## Given task
Find the word "remove" in the data. Return every line where it appears.

/---

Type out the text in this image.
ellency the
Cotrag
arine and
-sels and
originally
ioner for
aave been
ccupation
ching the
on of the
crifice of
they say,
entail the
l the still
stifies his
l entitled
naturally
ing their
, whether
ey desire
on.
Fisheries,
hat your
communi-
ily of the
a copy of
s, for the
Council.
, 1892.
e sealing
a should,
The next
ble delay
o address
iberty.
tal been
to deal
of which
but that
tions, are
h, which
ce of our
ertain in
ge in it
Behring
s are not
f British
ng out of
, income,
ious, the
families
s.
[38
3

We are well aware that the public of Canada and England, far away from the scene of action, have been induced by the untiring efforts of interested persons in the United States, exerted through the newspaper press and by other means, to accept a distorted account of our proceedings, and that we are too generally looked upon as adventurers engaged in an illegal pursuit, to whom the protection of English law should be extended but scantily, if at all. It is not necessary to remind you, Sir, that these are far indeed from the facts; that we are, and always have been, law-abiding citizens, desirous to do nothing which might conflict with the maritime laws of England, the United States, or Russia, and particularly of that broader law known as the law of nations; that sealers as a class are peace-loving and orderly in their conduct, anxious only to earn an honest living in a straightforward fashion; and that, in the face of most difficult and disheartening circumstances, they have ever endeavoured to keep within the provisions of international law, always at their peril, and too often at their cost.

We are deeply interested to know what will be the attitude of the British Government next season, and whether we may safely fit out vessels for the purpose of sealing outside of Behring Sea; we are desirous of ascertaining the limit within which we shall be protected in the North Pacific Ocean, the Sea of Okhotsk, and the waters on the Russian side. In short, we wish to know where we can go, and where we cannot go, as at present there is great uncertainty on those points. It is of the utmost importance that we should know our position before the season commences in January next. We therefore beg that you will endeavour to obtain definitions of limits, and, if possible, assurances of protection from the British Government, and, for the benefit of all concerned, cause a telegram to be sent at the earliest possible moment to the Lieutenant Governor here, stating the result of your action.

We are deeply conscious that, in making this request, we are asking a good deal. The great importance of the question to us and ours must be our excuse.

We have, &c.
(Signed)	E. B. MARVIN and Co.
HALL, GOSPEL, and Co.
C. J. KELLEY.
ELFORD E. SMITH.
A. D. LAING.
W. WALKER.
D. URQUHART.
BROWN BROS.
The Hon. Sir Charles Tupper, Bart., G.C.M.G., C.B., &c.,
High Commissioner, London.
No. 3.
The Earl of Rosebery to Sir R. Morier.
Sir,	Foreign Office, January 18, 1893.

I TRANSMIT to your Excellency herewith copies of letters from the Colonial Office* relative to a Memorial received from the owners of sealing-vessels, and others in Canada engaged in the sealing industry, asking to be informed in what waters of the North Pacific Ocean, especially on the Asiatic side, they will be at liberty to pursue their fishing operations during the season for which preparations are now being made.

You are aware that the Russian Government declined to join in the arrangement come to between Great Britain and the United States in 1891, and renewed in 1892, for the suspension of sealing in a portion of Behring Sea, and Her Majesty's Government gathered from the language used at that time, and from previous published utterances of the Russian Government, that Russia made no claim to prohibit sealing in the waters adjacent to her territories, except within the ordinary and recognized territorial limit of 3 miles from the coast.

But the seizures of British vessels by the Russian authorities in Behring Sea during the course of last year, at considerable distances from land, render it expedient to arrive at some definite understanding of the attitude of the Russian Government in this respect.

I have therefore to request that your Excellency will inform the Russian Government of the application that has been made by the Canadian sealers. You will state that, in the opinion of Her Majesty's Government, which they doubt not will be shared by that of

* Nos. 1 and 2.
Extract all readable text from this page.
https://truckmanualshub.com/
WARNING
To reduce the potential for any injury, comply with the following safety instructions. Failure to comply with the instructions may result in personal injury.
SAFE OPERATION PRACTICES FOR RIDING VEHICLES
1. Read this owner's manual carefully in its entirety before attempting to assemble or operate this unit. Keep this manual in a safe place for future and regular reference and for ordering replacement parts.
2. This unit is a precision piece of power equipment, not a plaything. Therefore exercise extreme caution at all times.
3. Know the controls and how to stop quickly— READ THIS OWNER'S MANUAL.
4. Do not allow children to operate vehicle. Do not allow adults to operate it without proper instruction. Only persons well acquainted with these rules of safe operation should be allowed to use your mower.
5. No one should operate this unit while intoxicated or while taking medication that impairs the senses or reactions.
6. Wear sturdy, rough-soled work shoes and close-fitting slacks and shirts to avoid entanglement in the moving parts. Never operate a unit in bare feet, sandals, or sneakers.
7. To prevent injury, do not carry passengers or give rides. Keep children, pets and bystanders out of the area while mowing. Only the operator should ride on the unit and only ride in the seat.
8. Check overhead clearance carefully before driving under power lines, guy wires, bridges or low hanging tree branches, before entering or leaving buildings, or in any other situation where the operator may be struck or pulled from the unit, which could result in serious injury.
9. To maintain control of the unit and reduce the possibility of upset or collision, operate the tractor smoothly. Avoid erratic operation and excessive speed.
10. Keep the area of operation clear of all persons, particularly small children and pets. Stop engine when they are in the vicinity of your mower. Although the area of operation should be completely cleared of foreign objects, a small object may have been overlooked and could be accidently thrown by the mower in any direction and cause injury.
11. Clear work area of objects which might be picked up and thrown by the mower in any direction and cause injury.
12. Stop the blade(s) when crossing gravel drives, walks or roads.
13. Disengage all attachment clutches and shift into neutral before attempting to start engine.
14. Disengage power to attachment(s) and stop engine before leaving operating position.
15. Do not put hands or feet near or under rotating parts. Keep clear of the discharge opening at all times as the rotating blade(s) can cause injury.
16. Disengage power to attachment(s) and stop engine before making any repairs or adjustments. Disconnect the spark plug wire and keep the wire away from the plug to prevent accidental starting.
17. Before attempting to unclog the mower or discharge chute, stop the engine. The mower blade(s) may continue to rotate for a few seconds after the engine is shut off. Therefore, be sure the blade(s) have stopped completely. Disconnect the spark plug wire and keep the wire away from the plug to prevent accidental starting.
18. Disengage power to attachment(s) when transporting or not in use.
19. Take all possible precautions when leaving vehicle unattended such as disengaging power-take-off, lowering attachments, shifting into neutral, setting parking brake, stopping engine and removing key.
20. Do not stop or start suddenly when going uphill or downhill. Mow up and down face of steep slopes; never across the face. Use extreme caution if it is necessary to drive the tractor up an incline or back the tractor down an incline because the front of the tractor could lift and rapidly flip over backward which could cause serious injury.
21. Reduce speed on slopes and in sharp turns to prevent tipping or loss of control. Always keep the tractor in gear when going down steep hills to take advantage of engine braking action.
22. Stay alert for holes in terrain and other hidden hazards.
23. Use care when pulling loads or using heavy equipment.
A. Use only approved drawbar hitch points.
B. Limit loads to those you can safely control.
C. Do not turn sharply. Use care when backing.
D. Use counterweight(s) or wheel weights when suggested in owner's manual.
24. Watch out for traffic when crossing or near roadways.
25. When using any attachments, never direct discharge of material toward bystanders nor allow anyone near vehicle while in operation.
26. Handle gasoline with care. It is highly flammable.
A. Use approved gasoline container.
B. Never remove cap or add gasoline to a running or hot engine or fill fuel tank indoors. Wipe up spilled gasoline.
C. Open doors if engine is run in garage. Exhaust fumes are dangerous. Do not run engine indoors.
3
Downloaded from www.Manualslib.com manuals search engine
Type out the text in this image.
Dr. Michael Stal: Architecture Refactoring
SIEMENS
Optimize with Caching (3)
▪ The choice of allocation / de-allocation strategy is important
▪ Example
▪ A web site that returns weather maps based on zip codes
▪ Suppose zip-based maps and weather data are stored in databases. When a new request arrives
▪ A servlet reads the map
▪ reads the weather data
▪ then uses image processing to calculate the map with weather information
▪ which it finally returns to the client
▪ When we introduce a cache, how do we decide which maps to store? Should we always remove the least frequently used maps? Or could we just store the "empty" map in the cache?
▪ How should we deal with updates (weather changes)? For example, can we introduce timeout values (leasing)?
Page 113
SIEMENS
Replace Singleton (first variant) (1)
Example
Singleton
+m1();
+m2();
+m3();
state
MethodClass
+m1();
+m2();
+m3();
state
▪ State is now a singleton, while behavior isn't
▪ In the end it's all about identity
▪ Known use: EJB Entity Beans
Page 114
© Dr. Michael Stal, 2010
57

\---

## Final result
B. Never remove cap or add gasoline to a running or hot engine or fill fuel tank indoors. Wipe up spilled gasoline.
▪ When we introduce a cache, how do we decide which maps to store? Should we always remove the least frequently used maps? Or could we just store the "empty" map in the cache?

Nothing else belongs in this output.